WORK INSTRUCTIONS
Read the material below and tally how many lines hold the word "report", giving the number and nothing else.

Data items
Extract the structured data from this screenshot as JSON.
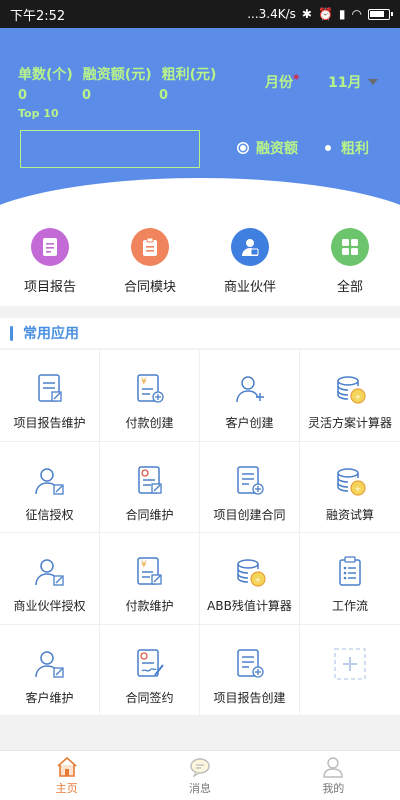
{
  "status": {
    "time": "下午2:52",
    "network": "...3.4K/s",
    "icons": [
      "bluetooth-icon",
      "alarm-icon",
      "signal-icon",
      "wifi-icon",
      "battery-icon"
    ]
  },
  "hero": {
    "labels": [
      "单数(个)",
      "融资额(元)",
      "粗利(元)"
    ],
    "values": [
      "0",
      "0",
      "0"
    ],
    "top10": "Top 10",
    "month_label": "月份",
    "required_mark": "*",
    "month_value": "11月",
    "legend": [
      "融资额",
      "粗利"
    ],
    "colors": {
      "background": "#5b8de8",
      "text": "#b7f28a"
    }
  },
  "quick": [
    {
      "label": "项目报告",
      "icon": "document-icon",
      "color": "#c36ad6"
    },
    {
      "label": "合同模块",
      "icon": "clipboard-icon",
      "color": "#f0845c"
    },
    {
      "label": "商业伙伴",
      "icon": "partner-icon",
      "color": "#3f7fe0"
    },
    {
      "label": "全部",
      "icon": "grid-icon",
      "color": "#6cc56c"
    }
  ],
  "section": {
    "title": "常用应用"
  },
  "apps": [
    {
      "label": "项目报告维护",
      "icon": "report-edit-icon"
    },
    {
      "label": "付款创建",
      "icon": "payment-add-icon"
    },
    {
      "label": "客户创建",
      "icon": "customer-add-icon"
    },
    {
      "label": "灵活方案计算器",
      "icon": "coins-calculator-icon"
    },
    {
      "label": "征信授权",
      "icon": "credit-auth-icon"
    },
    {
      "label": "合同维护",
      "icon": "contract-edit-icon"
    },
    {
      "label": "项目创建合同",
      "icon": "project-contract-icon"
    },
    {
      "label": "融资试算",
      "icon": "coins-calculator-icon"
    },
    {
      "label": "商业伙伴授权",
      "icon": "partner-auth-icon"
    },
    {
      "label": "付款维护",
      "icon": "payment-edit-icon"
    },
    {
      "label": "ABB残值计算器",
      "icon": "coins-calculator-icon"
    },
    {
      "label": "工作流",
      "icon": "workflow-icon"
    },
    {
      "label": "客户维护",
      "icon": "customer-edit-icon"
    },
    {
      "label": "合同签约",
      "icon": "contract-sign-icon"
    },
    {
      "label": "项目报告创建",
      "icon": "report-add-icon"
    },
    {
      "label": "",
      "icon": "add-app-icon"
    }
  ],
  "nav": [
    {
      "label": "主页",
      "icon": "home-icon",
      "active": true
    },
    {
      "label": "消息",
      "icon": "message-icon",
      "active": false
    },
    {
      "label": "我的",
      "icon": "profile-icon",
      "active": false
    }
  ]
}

FULL OUTPUT
2